* [DESCRIPTION OF THE TASK] Don't copy the pictures; return every other part of the records exactly.

------------------------------------------------

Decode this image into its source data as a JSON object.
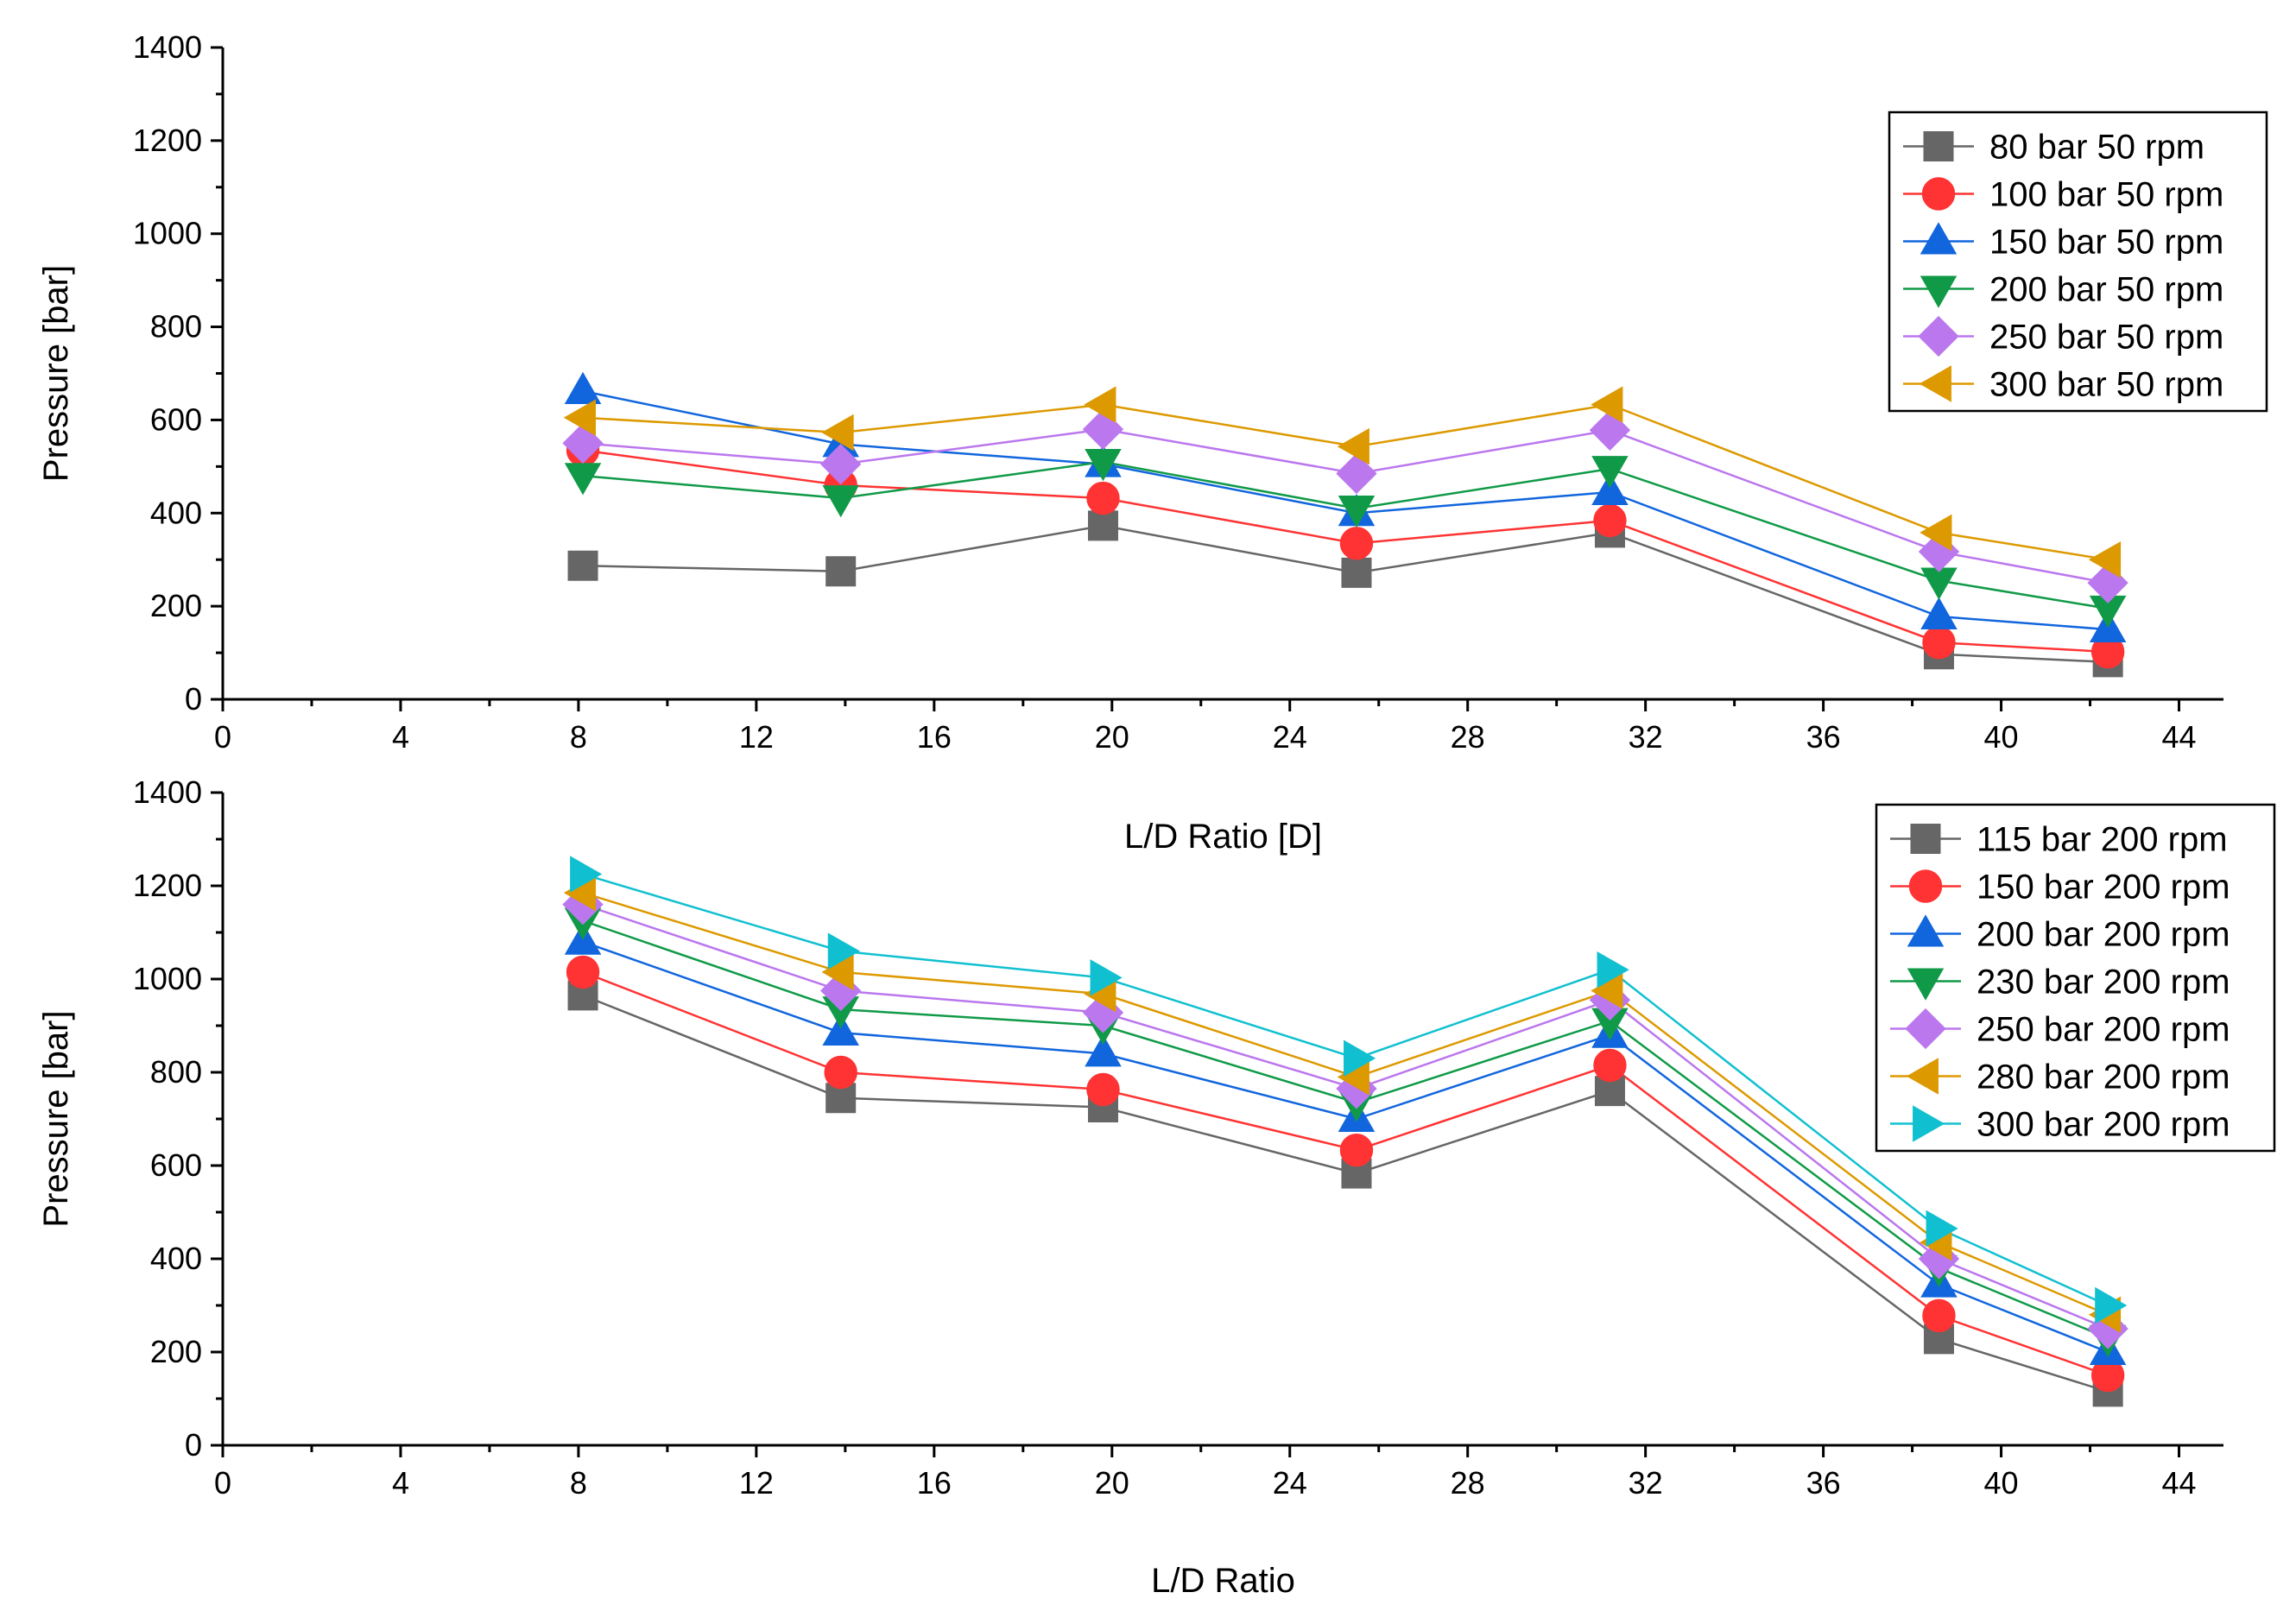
{
  "chart_data": [
    {
      "type": "line",
      "xlabel": "L/D Ratio [D]",
      "ylabel": "Pressure [bar]",
      "xlim": [
        0,
        45
      ],
      "ylim": [
        0,
        1400
      ],
      "xticks": [
        0,
        4,
        8,
        12,
        16,
        20,
        24,
        28,
        32,
        36,
        40,
        44
      ],
      "yticks": [
        0,
        200,
        400,
        600,
        800,
        1000,
        1200,
        1400
      ],
      "legend_position": "top-right",
      "x": [
        8.1,
        13.9,
        19.8,
        25.5,
        31.2,
        38.6,
        42.4
      ],
      "series": [
        {
          "name": "80 bar 50 rpm",
          "color": "#666666",
          "marker": "square",
          "values": [
            287,
            275,
            373,
            272,
            358,
            97,
            80
          ]
        },
        {
          "name": "100 bar 50 rpm",
          "color": "#ff3333",
          "marker": "circle",
          "values": [
            535,
            460,
            432,
            335,
            384,
            122,
            102
          ]
        },
        {
          "name": "150 bar 50 rpm",
          "color": "#1166dd",
          "marker": "triangle-up",
          "values": [
            662,
            548,
            505,
            400,
            445,
            178,
            150
          ]
        },
        {
          "name": "200 bar 50 rpm",
          "color": "#109a48",
          "marker": "triangle-down",
          "values": [
            480,
            432,
            510,
            410,
            495,
            255,
            195
          ]
        },
        {
          "name": "250 bar 50 rpm",
          "color": "#bb77ee",
          "marker": "diamond",
          "values": [
            550,
            505,
            580,
            485,
            578,
            317,
            250
          ]
        },
        {
          "name": "300 bar 50 rpm",
          "color": "#dd9900",
          "marker": "triangle-left",
          "values": [
            605,
            573,
            633,
            543,
            633,
            358,
            300
          ]
        }
      ]
    },
    {
      "type": "line",
      "xlabel": "L/D Ratio",
      "ylabel": "Pressure [bar]",
      "xlim": [
        0,
        45
      ],
      "ylim": [
        0,
        1400
      ],
      "xticks": [
        0,
        4,
        8,
        12,
        16,
        20,
        24,
        28,
        32,
        36,
        40,
        44
      ],
      "yticks": [
        0,
        200,
        400,
        600,
        800,
        1000,
        1200,
        1400
      ],
      "legend_position": "top-right",
      "x": [
        8.1,
        13.9,
        19.8,
        25.5,
        31.2,
        38.6,
        42.4
      ],
      "series": [
        {
          "name": "115 bar 200 rpm",
          "color": "#666666",
          "marker": "square",
          "values": [
            965,
            745,
            725,
            583,
            760,
            228,
            115
          ]
        },
        {
          "name": "150 bar 200 rpm",
          "color": "#ff3333",
          "marker": "circle",
          "values": [
            1015,
            800,
            763,
            633,
            815,
            278,
            150
          ]
        },
        {
          "name": "200 bar 200 rpm",
          "color": "#1166dd",
          "marker": "triangle-up",
          "values": [
            1080,
            885,
            840,
            700,
            880,
            345,
            200
          ]
        },
        {
          "name": "230 bar 200 rpm",
          "color": "#109a48",
          "marker": "triangle-down",
          "values": [
            1125,
            935,
            900,
            735,
            910,
            380,
            230
          ]
        },
        {
          "name": "250 bar 200 rpm",
          "color": "#bb77ee",
          "marker": "diamond",
          "values": [
            1160,
            975,
            928,
            765,
            955,
            400,
            250
          ]
        },
        {
          "name": "280 bar 200 rpm",
          "color": "#dd9900",
          "marker": "triangle-left",
          "values": [
            1185,
            1015,
            968,
            790,
            975,
            435,
            280
          ]
        },
        {
          "name": "300 bar 200 rpm",
          "color": "#11c0d0",
          "marker": "triangle-right",
          "values": [
            1225,
            1060,
            1003,
            830,
            1020,
            465,
            300
          ]
        }
      ]
    }
  ]
}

------------------------------------------------

* [THE RESPONSE]
Decode this image into its source data as a JSON object.
{
  "chart_data": [
    {
      "type": "line",
      "xlabel": "L/D Ratio [D]",
      "ylabel": "Pressure [bar]",
      "xlim": [
        0,
        45
      ],
      "ylim": [
        0,
        1400
      ],
      "xticks": [
        0,
        4,
        8,
        12,
        16,
        20,
        24,
        28,
        32,
        36,
        40,
        44
      ],
      "yticks": [
        0,
        200,
        400,
        600,
        800,
        1000,
        1200,
        1400
      ],
      "legend_position": "top-right",
      "x": [
        8.1,
        13.9,
        19.8,
        25.5,
        31.2,
        38.6,
        42.4
      ],
      "series": [
        {
          "name": "80 bar 50 rpm",
          "color": "#666666",
          "marker": "square",
          "values": [
            287,
            275,
            373,
            272,
            358,
            97,
            80
          ]
        },
        {
          "name": "100 bar 50 rpm",
          "color": "#ff3333",
          "marker": "circle",
          "values": [
            535,
            460,
            432,
            335,
            384,
            122,
            102
          ]
        },
        {
          "name": "150 bar 50 rpm",
          "color": "#1166dd",
          "marker": "triangle-up",
          "values": [
            662,
            548,
            505,
            400,
            445,
            178,
            150
          ]
        },
        {
          "name": "200 bar 50 rpm",
          "color": "#109a48",
          "marker": "triangle-down",
          "values": [
            480,
            432,
            510,
            410,
            495,
            255,
            195
          ]
        },
        {
          "name": "250 bar 50 rpm",
          "color": "#bb77ee",
          "marker": "diamond",
          "values": [
            550,
            505,
            580,
            485,
            578,
            317,
            250
          ]
        },
        {
          "name": "300 bar 50 rpm",
          "color": "#dd9900",
          "marker": "triangle-left",
          "values": [
            605,
            573,
            633,
            543,
            633,
            358,
            300
          ]
        }
      ]
    },
    {
      "type": "line",
      "xlabel": "L/D Ratio",
      "ylabel": "Pressure [bar]",
      "xlim": [
        0,
        45
      ],
      "ylim": [
        0,
        1400
      ],
      "xticks": [
        0,
        4,
        8,
        12,
        16,
        20,
        24,
        28,
        32,
        36,
        40,
        44
      ],
      "yticks": [
        0,
        200,
        400,
        600,
        800,
        1000,
        1200,
        1400
      ],
      "legend_position": "top-right",
      "x": [
        8.1,
        13.9,
        19.8,
        25.5,
        31.2,
        38.6,
        42.4
      ],
      "series": [
        {
          "name": "115 bar 200 rpm",
          "color": "#666666",
          "marker": "square",
          "values": [
            965,
            745,
            725,
            583,
            760,
            228,
            115
          ]
        },
        {
          "name": "150 bar 200 rpm",
          "color": "#ff3333",
          "marker": "circle",
          "values": [
            1015,
            800,
            763,
            633,
            815,
            278,
            150
          ]
        },
        {
          "name": "200 bar 200 rpm",
          "color": "#1166dd",
          "marker": "triangle-up",
          "values": [
            1080,
            885,
            840,
            700,
            880,
            345,
            200
          ]
        },
        {
          "name": "230 bar 200 rpm",
          "color": "#109a48",
          "marker": "triangle-down",
          "values": [
            1125,
            935,
            900,
            735,
            910,
            380,
            230
          ]
        },
        {
          "name": "250 bar 200 rpm",
          "color": "#bb77ee",
          "marker": "diamond",
          "values": [
            1160,
            975,
            928,
            765,
            955,
            400,
            250
          ]
        },
        {
          "name": "280 bar 200 rpm",
          "color": "#dd9900",
          "marker": "triangle-left",
          "values": [
            1185,
            1015,
            968,
            790,
            975,
            435,
            280
          ]
        },
        {
          "name": "300 bar 200 rpm",
          "color": "#11c0d0",
          "marker": "triangle-right",
          "values": [
            1225,
            1060,
            1003,
            830,
            1020,
            465,
            300
          ]
        }
      ]
    }
  ]
}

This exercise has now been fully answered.